### [Required task]
Make an exact copy of the entries below with the pictures removed.

### [Records for processing]
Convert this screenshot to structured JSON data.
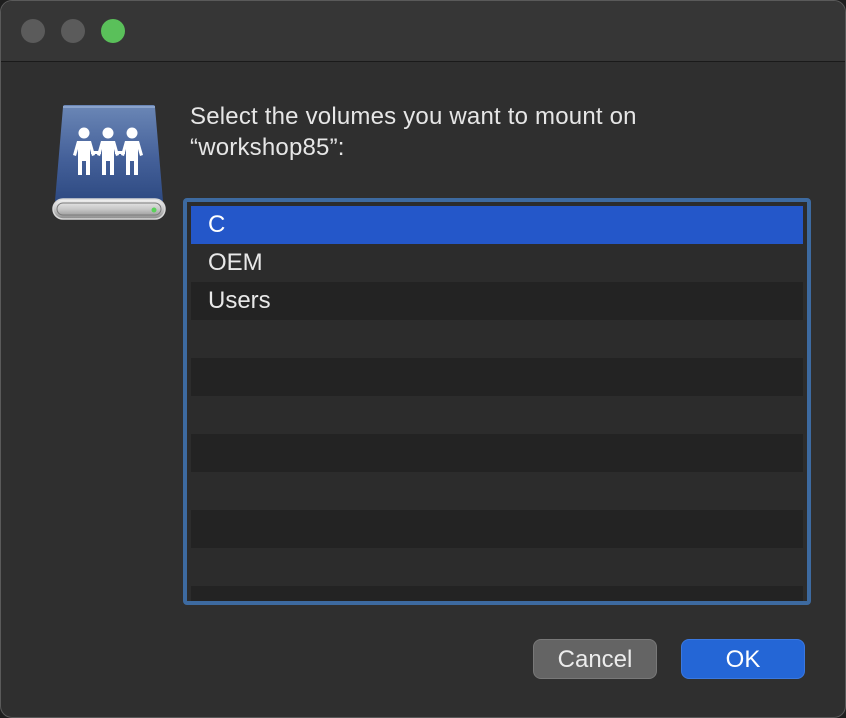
{
  "window": {
    "traffic_lights": [
      {
        "name": "close",
        "color": "#5b5b5b"
      },
      {
        "name": "minimize",
        "color": "#5b5b5b"
      },
      {
        "name": "zoom",
        "color": "#5ac05a"
      }
    ]
  },
  "dialog": {
    "icon": "network-server-drive-icon",
    "prompt": "Select the volumes you want to mount on “workshop85”:",
    "volumes": [
      {
        "label": "C",
        "selected": true
      },
      {
        "label": "OEM",
        "selected": false
      },
      {
        "label": "Users",
        "selected": false
      }
    ],
    "cancel_label": "Cancel",
    "ok_label": "OK"
  },
  "colors": {
    "selection": "#2457c9",
    "default_button": "#2466d6",
    "list_focus_ring": "#3d6aa0"
  }
}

### [Solution for this problem]
Convert this screenshot to structured JSON data.
{
  "window": {
    "traffic_lights": [
      {
        "name": "close",
        "color": "#5b5b5b"
      },
      {
        "name": "minimize",
        "color": "#5b5b5b"
      },
      {
        "name": "zoom",
        "color": "#5ac05a"
      }
    ]
  },
  "dialog": {
    "icon": "network-server-drive-icon",
    "prompt": "Select the volumes you want to mount on “workshop85”:",
    "volumes": [
      {
        "label": "C",
        "selected": true
      },
      {
        "label": "OEM",
        "selected": false
      },
      {
        "label": "Users",
        "selected": false
      }
    ],
    "cancel_label": "Cancel",
    "ok_label": "OK"
  },
  "colors": {
    "selection": "#2457c9",
    "default_button": "#2466d6",
    "list_focus_ring": "#3d6aa0"
  }
}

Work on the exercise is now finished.